Exercise → Print the records again, character for character.

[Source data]
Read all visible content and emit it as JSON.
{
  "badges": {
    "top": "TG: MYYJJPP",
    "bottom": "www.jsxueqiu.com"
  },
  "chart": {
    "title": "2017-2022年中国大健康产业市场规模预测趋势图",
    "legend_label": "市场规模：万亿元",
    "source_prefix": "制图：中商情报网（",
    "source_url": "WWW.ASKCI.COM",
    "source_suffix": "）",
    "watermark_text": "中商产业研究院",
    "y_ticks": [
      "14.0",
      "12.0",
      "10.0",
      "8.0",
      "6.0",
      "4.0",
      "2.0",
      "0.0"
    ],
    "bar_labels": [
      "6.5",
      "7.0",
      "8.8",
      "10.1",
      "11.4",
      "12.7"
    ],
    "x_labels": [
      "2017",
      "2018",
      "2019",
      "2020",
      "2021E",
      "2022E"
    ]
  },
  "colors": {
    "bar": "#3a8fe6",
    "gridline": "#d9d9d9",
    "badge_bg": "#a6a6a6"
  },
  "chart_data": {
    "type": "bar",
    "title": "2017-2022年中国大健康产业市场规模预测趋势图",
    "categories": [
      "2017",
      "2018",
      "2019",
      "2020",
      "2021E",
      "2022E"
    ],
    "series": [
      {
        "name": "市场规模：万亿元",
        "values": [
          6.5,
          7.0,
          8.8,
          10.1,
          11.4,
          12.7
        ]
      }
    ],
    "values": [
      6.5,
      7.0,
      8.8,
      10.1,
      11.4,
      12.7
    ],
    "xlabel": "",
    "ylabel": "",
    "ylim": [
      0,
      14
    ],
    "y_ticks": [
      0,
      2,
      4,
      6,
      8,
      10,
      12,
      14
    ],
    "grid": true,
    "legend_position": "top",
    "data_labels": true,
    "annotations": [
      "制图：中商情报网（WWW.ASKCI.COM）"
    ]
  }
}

Written reply →
Read all visible content and emit it as JSON.
{
  "badges": {
    "top": "TG: MYYJJPP",
    "bottom": "www.jsxueqiu.com"
  },
  "chart": {
    "title": "2017-2022年中国大健康产业市场规模预测趋势图",
    "legend_label": "市场规模：万亿元",
    "source_prefix": "制图：中商情报网（",
    "source_url": "WWW.ASKCI.COM",
    "source_suffix": "）",
    "watermark_text": "中商产业研究院",
    "y_ticks": [
      "14.0",
      "12.0",
      "10.0",
      "8.0",
      "6.0",
      "4.0",
      "2.0",
      "0.0"
    ],
    "bar_labels": [
      "6.5",
      "7.0",
      "8.8",
      "10.1",
      "11.4",
      "12.7"
    ],
    "x_labels": [
      "2017",
      "2018",
      "2019",
      "2020",
      "2021E",
      "2022E"
    ]
  },
  "colors": {
    "bar": "#3a8fe6",
    "gridline": "#d9d9d9",
    "badge_bg": "#a6a6a6"
  },
  "chart_data": {
    "type": "bar",
    "title": "2017-2022年中国大健康产业市场规模预测趋势图",
    "categories": [
      "2017",
      "2018",
      "2019",
      "2020",
      "2021E",
      "2022E"
    ],
    "series": [
      {
        "name": "市场规模：万亿元",
        "values": [
          6.5,
          7.0,
          8.8,
          10.1,
          11.4,
          12.7
        ]
      }
    ],
    "values": [
      6.5,
      7.0,
      8.8,
      10.1,
      11.4,
      12.7
    ],
    "xlabel": "",
    "ylabel": "",
    "ylim": [
      0,
      14
    ],
    "y_ticks": [
      0,
      2,
      4,
      6,
      8,
      10,
      12,
      14
    ],
    "grid": true,
    "legend_position": "top",
    "data_labels": true,
    "annotations": [
      "制图：中商情报网（WWW.ASKCI.COM）"
    ]
  }
}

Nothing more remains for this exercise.